-- Start of Supplied entries --

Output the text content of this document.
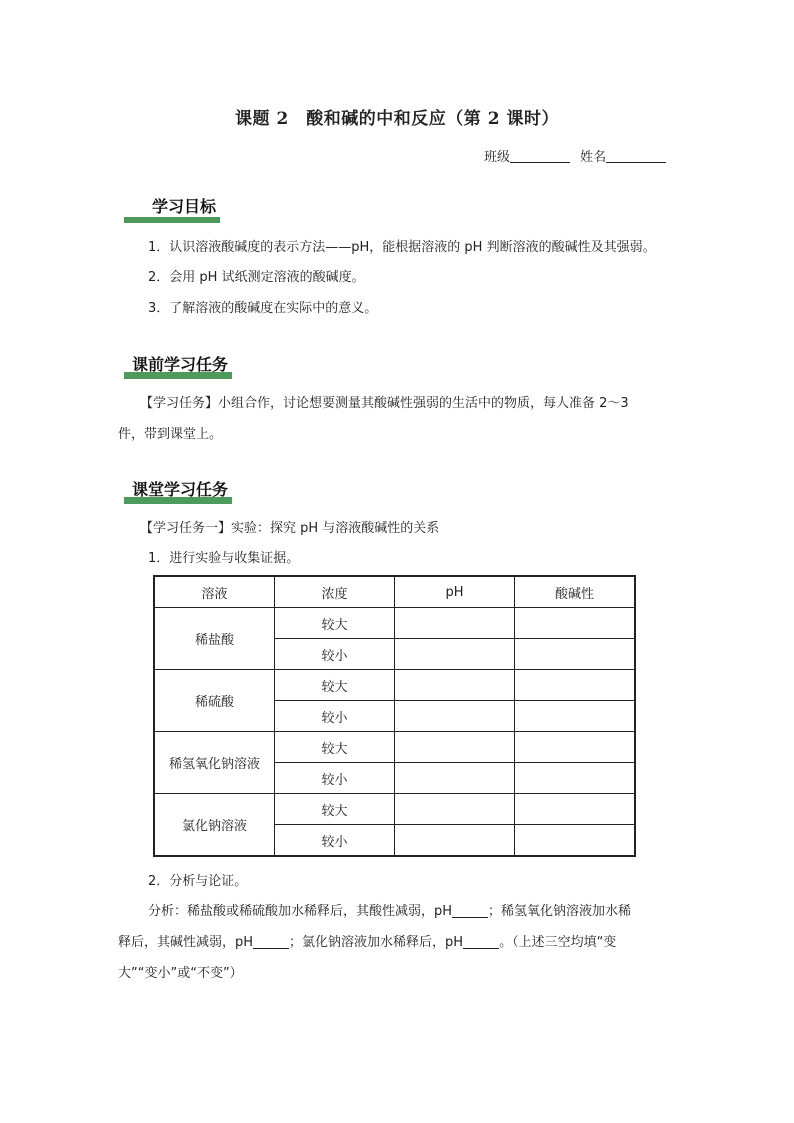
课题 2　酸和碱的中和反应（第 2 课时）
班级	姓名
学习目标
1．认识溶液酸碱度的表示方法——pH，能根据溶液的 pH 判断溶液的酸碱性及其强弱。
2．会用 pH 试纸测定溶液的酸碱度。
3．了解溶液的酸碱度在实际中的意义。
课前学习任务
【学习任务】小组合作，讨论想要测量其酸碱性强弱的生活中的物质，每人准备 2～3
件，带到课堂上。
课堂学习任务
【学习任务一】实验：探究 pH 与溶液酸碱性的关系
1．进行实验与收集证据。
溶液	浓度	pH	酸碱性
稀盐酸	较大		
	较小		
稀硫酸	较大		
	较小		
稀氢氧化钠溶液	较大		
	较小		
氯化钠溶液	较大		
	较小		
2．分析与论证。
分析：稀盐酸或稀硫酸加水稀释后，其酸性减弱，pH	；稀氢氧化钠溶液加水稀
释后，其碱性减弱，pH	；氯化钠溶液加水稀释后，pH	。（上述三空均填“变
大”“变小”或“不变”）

-- End of Supplied entries --
-- Start of Supplied entries --

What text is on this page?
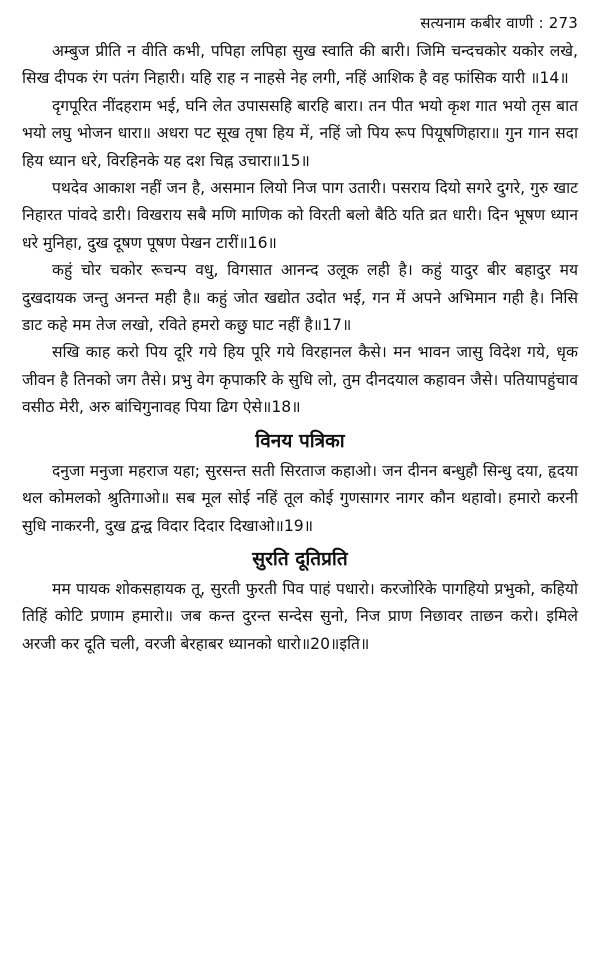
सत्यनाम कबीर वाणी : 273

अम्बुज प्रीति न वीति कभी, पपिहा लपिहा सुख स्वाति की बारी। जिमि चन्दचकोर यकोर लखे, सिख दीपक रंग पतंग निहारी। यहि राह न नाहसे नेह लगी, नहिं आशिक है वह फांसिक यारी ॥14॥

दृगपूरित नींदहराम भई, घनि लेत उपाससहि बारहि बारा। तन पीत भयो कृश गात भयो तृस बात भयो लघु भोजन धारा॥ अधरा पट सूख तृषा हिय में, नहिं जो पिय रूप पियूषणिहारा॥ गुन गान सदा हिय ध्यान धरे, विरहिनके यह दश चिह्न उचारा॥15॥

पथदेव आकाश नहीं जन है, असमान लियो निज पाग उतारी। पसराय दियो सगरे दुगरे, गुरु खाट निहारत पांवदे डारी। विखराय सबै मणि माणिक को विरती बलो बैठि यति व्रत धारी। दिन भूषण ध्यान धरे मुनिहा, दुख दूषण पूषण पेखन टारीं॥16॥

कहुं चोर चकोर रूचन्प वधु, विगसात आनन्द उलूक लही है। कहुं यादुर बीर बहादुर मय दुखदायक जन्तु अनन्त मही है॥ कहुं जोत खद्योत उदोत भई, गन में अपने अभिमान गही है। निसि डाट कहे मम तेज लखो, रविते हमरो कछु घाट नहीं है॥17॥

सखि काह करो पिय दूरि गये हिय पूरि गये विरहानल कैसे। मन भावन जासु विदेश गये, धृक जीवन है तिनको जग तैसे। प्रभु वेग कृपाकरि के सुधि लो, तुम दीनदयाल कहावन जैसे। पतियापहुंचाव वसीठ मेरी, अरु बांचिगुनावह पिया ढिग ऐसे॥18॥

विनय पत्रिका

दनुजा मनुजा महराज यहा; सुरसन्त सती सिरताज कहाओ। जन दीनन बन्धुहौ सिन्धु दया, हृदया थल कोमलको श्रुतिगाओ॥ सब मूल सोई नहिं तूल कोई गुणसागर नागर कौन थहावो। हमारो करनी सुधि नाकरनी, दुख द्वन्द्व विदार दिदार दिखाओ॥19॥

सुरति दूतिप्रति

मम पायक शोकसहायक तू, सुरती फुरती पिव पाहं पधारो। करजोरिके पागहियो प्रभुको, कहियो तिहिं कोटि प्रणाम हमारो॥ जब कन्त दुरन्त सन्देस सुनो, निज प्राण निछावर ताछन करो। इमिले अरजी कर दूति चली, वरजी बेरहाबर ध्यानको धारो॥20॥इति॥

-- End of Supplied entries --

▶ **Problem description**
List all lines where "this" occurs.

▶ **Written answer**
Output the text content of this document.
What text is on this page?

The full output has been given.